What to do — Set down the full listing exactly as given. Any pictures are to be left out.

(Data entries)
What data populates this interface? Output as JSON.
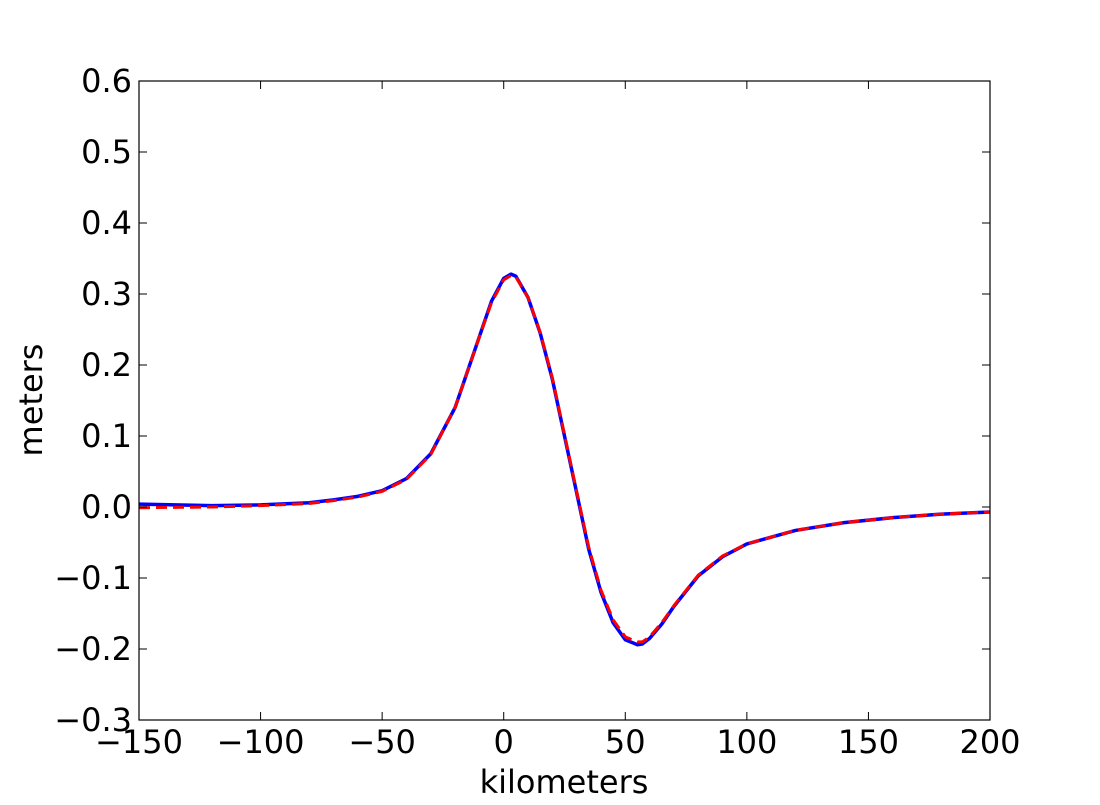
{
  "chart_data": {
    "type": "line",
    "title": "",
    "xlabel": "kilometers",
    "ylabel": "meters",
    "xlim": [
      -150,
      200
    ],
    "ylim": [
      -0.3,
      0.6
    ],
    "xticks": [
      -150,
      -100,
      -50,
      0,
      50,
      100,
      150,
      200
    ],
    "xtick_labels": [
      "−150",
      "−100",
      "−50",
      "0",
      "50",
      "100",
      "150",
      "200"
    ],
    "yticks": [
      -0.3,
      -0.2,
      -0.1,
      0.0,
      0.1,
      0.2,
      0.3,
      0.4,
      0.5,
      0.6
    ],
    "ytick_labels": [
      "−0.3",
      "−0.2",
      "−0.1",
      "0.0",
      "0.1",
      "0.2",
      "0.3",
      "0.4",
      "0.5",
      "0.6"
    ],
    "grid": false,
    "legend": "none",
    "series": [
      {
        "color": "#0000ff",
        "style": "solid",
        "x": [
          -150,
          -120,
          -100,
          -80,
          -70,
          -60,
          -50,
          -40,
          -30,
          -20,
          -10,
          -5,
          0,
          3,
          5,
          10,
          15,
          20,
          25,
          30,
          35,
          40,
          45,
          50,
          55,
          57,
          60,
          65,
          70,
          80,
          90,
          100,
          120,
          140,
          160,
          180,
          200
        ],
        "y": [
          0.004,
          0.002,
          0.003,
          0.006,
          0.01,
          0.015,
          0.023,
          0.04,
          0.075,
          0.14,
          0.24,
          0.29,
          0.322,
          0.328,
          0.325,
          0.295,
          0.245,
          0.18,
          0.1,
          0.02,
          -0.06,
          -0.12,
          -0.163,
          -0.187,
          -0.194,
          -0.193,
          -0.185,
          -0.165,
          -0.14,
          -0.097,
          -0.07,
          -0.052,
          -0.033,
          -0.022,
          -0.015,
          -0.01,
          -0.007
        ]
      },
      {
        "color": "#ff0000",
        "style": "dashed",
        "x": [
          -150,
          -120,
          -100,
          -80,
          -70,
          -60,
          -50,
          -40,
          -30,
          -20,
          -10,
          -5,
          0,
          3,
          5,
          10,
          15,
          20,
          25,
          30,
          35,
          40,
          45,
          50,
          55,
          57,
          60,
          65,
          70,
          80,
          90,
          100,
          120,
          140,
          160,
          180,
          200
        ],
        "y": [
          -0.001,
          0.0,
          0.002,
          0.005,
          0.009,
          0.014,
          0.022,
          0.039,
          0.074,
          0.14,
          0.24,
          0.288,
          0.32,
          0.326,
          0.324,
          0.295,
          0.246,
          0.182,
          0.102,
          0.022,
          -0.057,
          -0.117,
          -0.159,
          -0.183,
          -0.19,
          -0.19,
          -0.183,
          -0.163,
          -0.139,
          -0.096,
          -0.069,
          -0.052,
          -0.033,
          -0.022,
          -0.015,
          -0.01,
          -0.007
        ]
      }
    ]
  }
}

Final result —
What data populates this interface? Output as JSON.
{
  "chart_data": {
    "type": "line",
    "title": "",
    "xlabel": "kilometers",
    "ylabel": "meters",
    "xlim": [
      -150,
      200
    ],
    "ylim": [
      -0.3,
      0.6
    ],
    "xticks": [
      -150,
      -100,
      -50,
      0,
      50,
      100,
      150,
      200
    ],
    "xtick_labels": [
      "−150",
      "−100",
      "−50",
      "0",
      "50",
      "100",
      "150",
      "200"
    ],
    "yticks": [
      -0.3,
      -0.2,
      -0.1,
      0.0,
      0.1,
      0.2,
      0.3,
      0.4,
      0.5,
      0.6
    ],
    "ytick_labels": [
      "−0.3",
      "−0.2",
      "−0.1",
      "0.0",
      "0.1",
      "0.2",
      "0.3",
      "0.4",
      "0.5",
      "0.6"
    ],
    "grid": false,
    "legend": "none",
    "series": [
      {
        "color": "#0000ff",
        "style": "solid",
        "x": [
          -150,
          -120,
          -100,
          -80,
          -70,
          -60,
          -50,
          -40,
          -30,
          -20,
          -10,
          -5,
          0,
          3,
          5,
          10,
          15,
          20,
          25,
          30,
          35,
          40,
          45,
          50,
          55,
          57,
          60,
          65,
          70,
          80,
          90,
          100,
          120,
          140,
          160,
          180,
          200
        ],
        "y": [
          0.004,
          0.002,
          0.003,
          0.006,
          0.01,
          0.015,
          0.023,
          0.04,
          0.075,
          0.14,
          0.24,
          0.29,
          0.322,
          0.328,
          0.325,
          0.295,
          0.245,
          0.18,
          0.1,
          0.02,
          -0.06,
          -0.12,
          -0.163,
          -0.187,
          -0.194,
          -0.193,
          -0.185,
          -0.165,
          -0.14,
          -0.097,
          -0.07,
          -0.052,
          -0.033,
          -0.022,
          -0.015,
          -0.01,
          -0.007
        ]
      },
      {
        "color": "#ff0000",
        "style": "dashed",
        "x": [
          -150,
          -120,
          -100,
          -80,
          -70,
          -60,
          -50,
          -40,
          -30,
          -20,
          -10,
          -5,
          0,
          3,
          5,
          10,
          15,
          20,
          25,
          30,
          35,
          40,
          45,
          50,
          55,
          57,
          60,
          65,
          70,
          80,
          90,
          100,
          120,
          140,
          160,
          180,
          200
        ],
        "y": [
          -0.001,
          0.0,
          0.002,
          0.005,
          0.009,
          0.014,
          0.022,
          0.039,
          0.074,
          0.14,
          0.24,
          0.288,
          0.32,
          0.326,
          0.324,
          0.295,
          0.246,
          0.182,
          0.102,
          0.022,
          -0.057,
          -0.117,
          -0.159,
          -0.183,
          -0.19,
          -0.19,
          -0.183,
          -0.163,
          -0.139,
          -0.096,
          -0.069,
          -0.052,
          -0.033,
          -0.022,
          -0.015,
          -0.01,
          -0.007
        ]
      }
    ]
  }
}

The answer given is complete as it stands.